*** PROVIDED DATA

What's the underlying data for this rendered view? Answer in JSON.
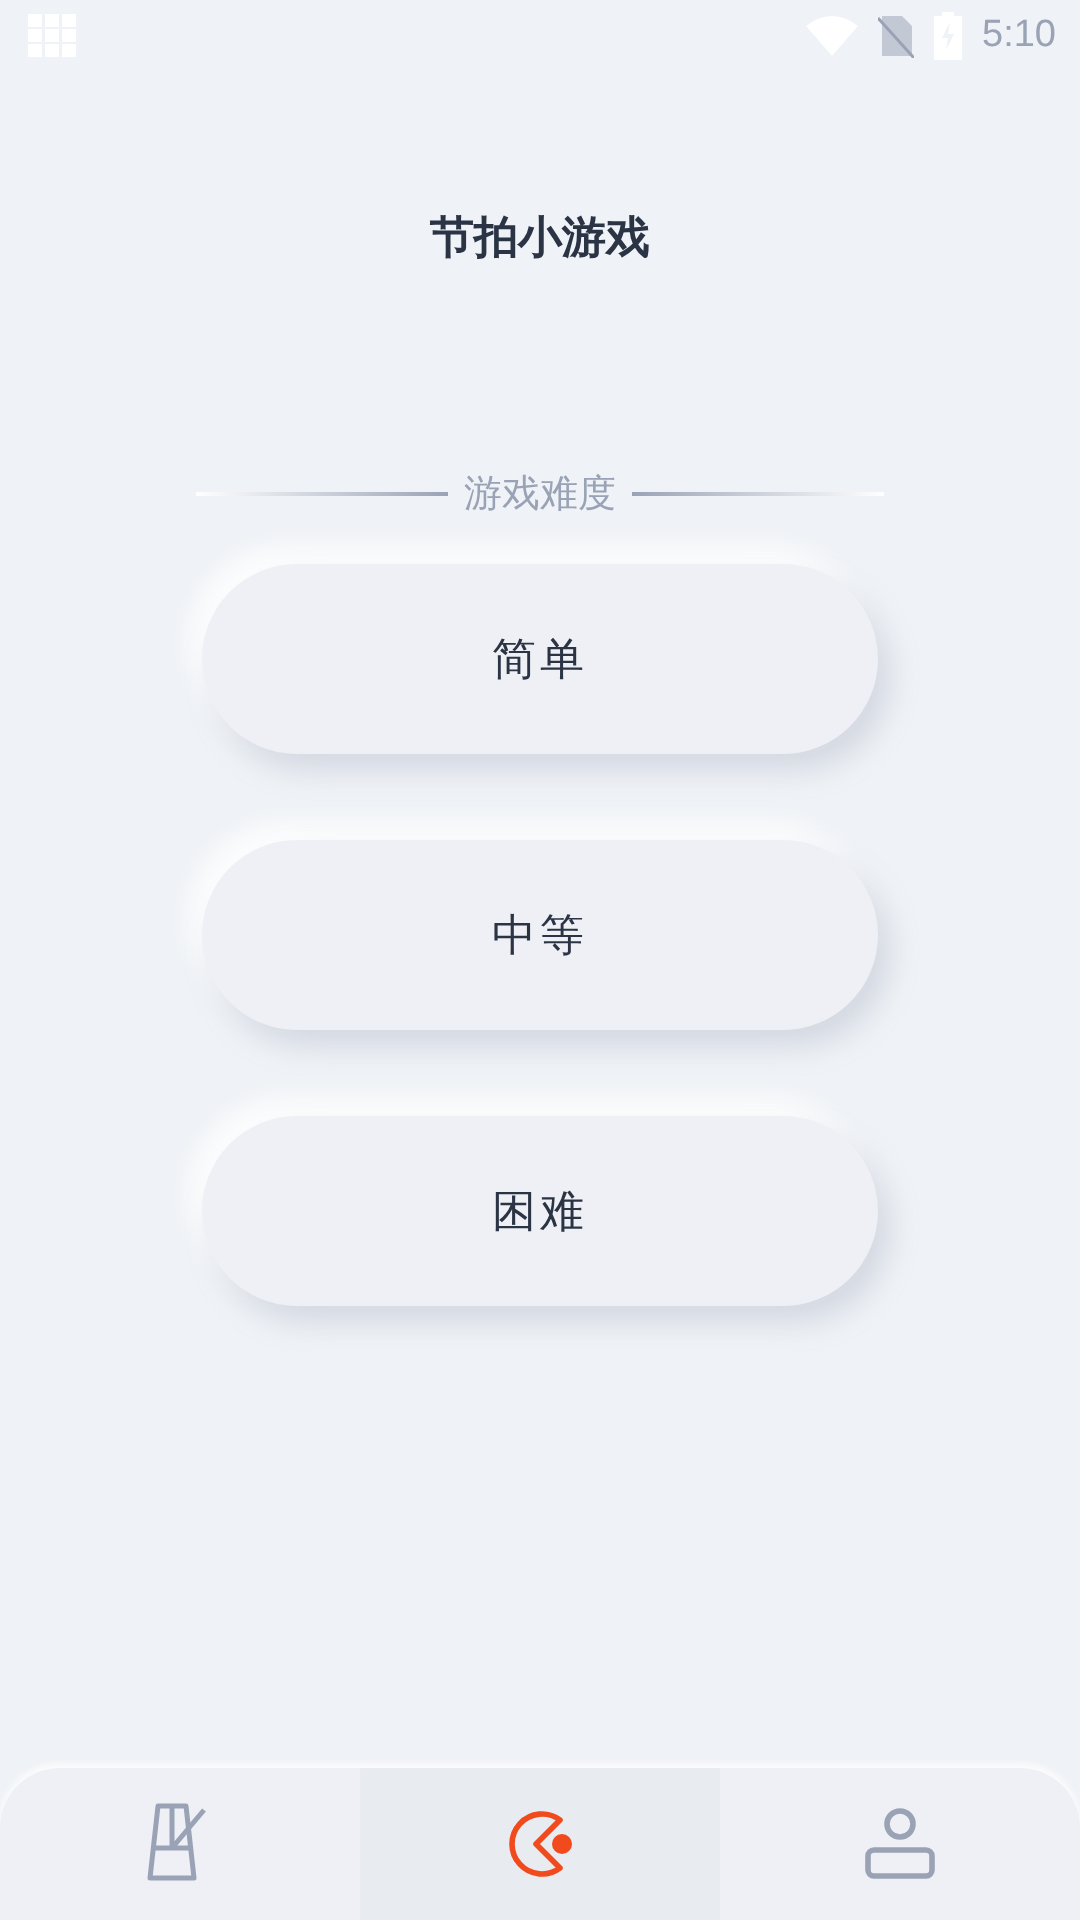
{
  "status_bar": {
    "time": "5:10"
  },
  "title": "节拍小游戏",
  "section_label": "游戏难度",
  "levels": [
    "简单",
    "中等",
    "困难"
  ],
  "tabs": [
    {
      "kind": "metronome",
      "selected": false
    },
    {
      "kind": "game",
      "selected": true
    },
    {
      "kind": "profile",
      "selected": false
    }
  ]
}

******

## TO DO
Write the entries above out again exactly, but not the pictures.

## TASK SOLUTION
What's the underlying data for this rendered view? Answer in JSON.
{
  "status_bar": {
    "time": "5:10"
  },
  "title": "节拍小游戏",
  "section_label": "游戏难度",
  "levels": [
    "简单",
    "中等",
    "困难"
  ],
  "tabs": [
    {
      "kind": "metronome",
      "selected": false
    },
    {
      "kind": "game",
      "selected": true
    },
    {
      "kind": "profile",
      "selected": false
    }
  ]
}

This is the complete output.